What is required: Give an exact transcription of every line, dropping the images.

──────────

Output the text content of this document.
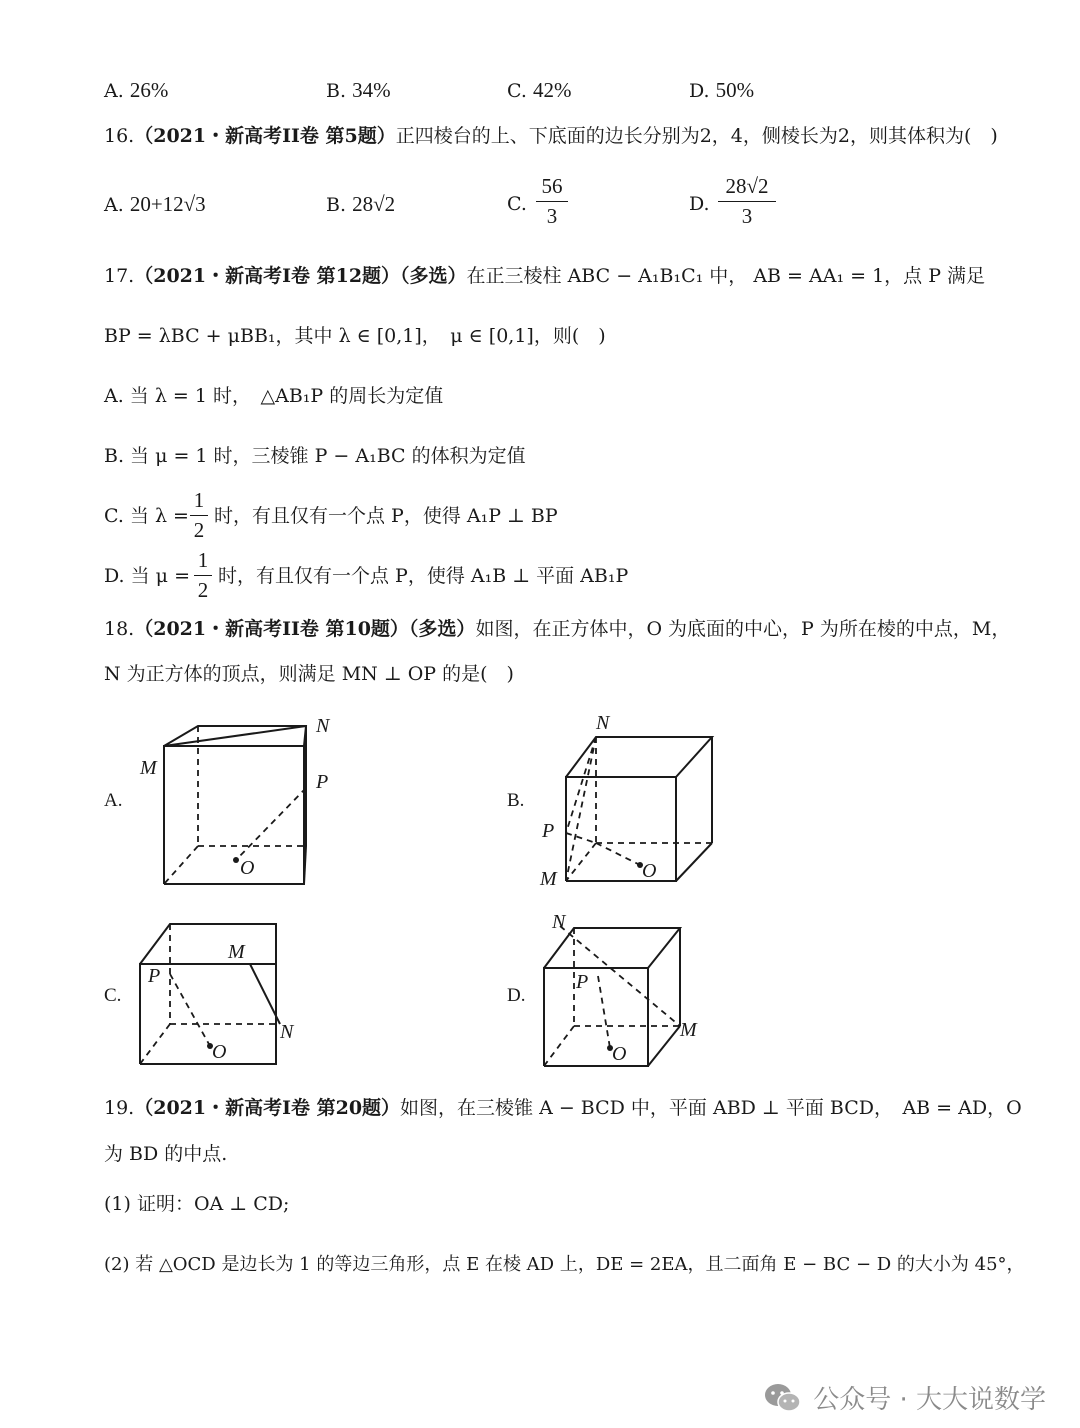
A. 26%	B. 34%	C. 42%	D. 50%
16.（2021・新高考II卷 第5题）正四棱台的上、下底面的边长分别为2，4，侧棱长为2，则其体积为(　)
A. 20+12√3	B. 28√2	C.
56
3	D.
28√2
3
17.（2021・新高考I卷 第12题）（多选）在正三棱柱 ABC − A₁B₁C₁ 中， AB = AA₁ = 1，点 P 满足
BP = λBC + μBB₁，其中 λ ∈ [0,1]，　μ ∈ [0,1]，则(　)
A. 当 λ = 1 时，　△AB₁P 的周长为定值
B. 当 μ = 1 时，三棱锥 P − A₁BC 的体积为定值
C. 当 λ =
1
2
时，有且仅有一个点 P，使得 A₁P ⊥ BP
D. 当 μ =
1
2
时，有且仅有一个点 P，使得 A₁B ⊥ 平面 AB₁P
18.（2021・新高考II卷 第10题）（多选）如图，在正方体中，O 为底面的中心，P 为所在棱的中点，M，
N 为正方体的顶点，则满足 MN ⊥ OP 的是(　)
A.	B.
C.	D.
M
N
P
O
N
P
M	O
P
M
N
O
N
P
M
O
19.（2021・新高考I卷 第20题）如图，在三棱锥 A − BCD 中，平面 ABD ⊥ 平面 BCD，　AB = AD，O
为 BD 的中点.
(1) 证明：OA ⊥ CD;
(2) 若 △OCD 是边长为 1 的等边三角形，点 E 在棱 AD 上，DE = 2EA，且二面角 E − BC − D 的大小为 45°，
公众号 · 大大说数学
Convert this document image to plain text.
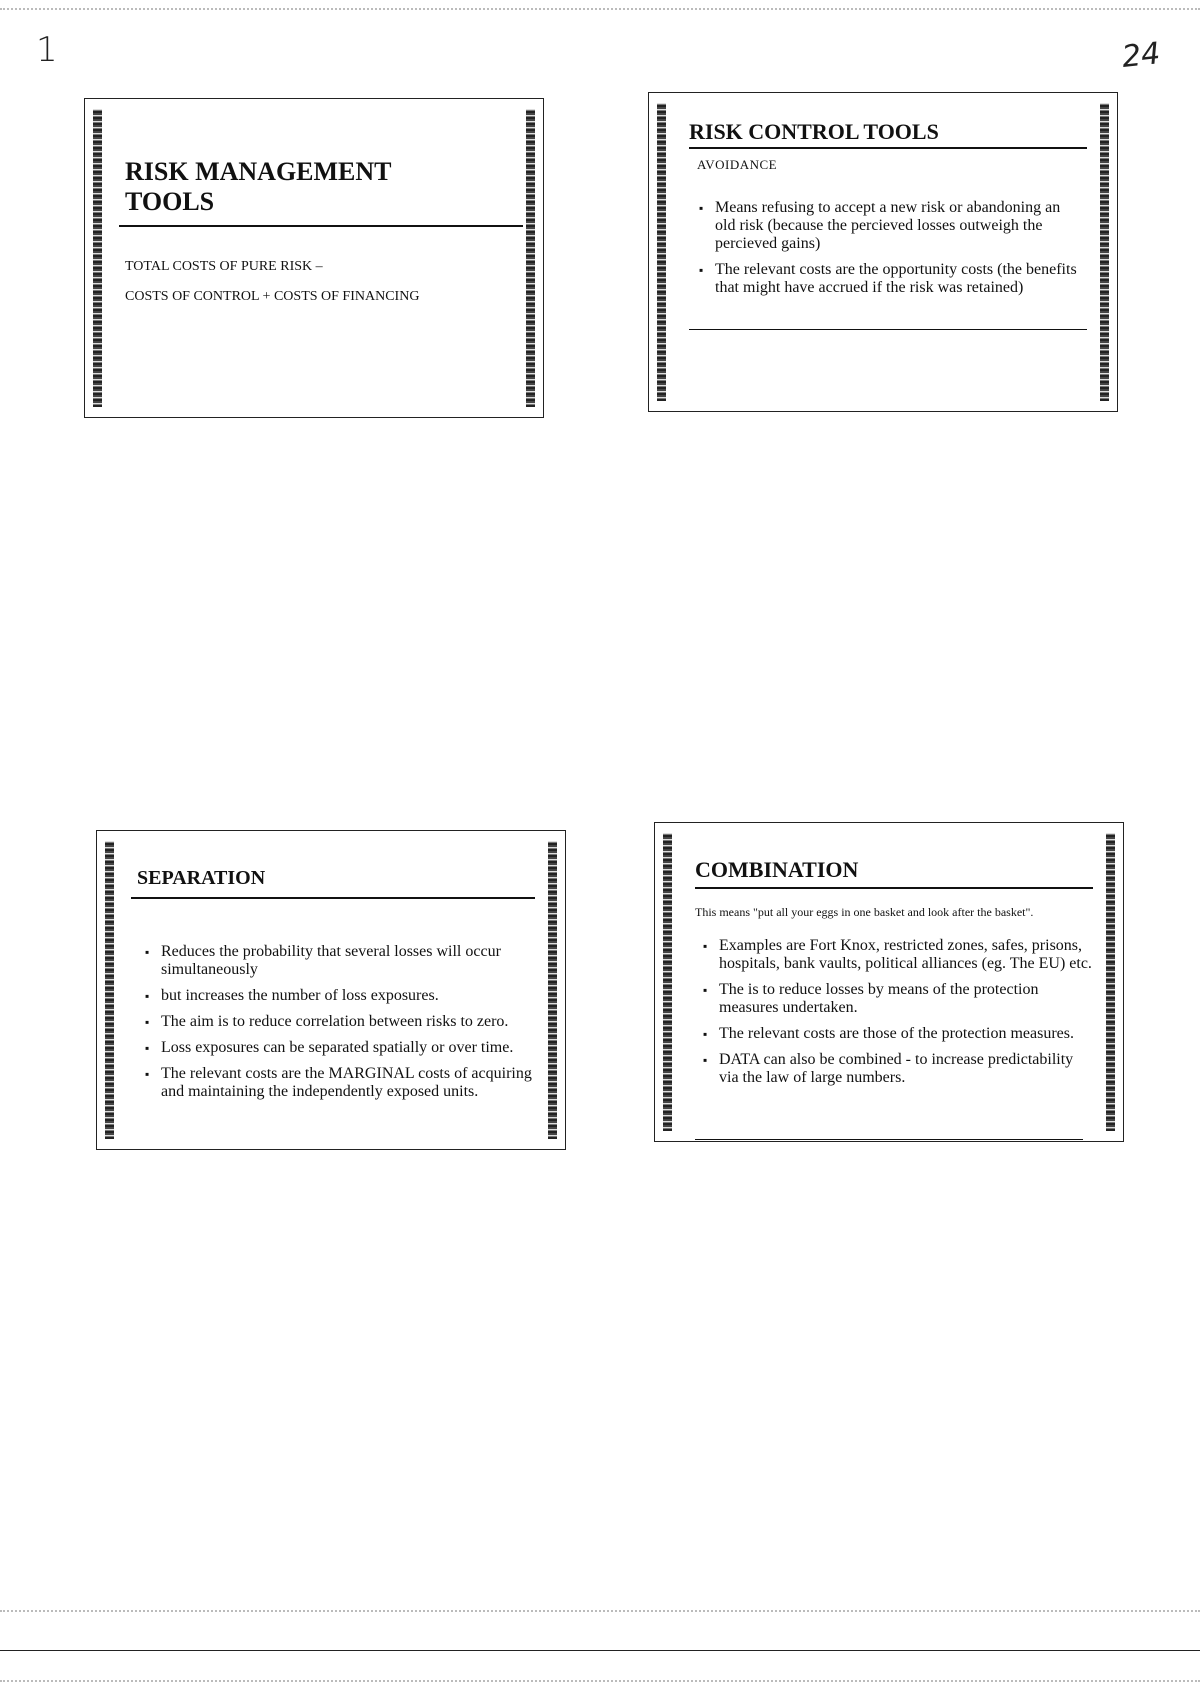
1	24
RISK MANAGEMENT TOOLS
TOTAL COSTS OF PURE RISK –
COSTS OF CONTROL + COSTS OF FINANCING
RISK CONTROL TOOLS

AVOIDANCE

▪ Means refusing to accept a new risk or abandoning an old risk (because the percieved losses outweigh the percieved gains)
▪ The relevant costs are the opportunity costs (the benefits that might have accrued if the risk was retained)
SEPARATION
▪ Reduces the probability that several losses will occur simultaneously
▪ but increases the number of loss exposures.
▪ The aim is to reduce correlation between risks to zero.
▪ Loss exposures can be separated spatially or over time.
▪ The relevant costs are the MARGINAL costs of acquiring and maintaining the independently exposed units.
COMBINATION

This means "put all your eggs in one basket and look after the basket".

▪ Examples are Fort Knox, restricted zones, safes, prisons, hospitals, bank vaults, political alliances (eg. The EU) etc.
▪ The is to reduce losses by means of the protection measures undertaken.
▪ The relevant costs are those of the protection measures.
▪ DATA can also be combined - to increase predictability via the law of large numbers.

──────────

Result for this exercise:
Output the text content of this document.
A. 26%	B. 34%	C. 42%	D. 50%
16.（2021・新高考II卷 第5题）正四棱台的上、下底面的边长分别为2，4，侧棱长为2，则其体积为(　)
A. 20+12√3	B. 28√2	C.
56
3	D.
28√2
3
17.（2021・新高考I卷 第12题）（多选）在正三棱柱 ABC − A₁B₁C₁ 中， AB = AA₁ = 1，点 P 满足
BP = λBC + μBB₁，其中 λ ∈ [0,1]，　μ ∈ [0,1]，则(　)
A. 当 λ = 1 时，　△AB₁P 的周长为定值
B. 当 μ = 1 时，三棱锥 P − A₁BC 的体积为定值
C. 当 λ =
1
2
时，有且仅有一个点 P，使得 A₁P ⊥ BP
D. 当 μ =
1
2
时，有且仅有一个点 P，使得 A₁B ⊥ 平面 AB₁P
18.（2021・新高考II卷 第10题）（多选）如图，在正方体中，O 为底面的中心，P 为所在棱的中点，M，
N 为正方体的顶点，则满足 MN ⊥ OP 的是(　)
A.	B.
C.	D.
M
N
P
O
N
P
M	O
P
M
N
O
N
P
M
O
19.（2021・新高考I卷 第20题）如图，在三棱锥 A − BCD 中，平面 ABD ⊥ 平面 BCD，　AB = AD，O
为 BD 的中点.
(1) 证明：OA ⊥ CD;
(2) 若 △OCD 是边长为 1 的等边三角形，点 E 在棱 AD 上，DE = 2EA，且二面角 E − BC − D 的大小为 45°，
公众号 · 大大说数学
Convert this document image to plain text.
1	24
RISK MANAGEMENT TOOLS
TOTAL COSTS OF PURE RISK –
COSTS OF CONTROL + COSTS OF FINANCING
RISK CONTROL TOOLS

AVOIDANCE

▪ Means refusing to accept a new risk or abandoning an old risk (because the percieved losses outweigh the percieved gains)
▪ The relevant costs are the opportunity costs (the benefits that might have accrued if the risk was retained)
SEPARATION
▪ Reduces the probability that several losses will occur simultaneously
▪ but increases the number of loss exposures.
▪ The aim is to reduce correlation between risks to zero.
▪ Loss exposures can be separated spatially or over time.
▪ The relevant costs are the MARGINAL costs of acquiring and maintaining the independently exposed units.
COMBINATION

This means "put all your eggs in one basket and look after the basket".

▪ Examples are Fort Knox, restricted zones, safes, prisons, hospitals, bank vaults, political alliances (eg. The EU) etc.
▪ The is to reduce losses by means of the protection measures undertaken.
▪ The relevant costs are those of the protection measures.
▪ DATA can also be combined - to increase predictability via the law of large numbers.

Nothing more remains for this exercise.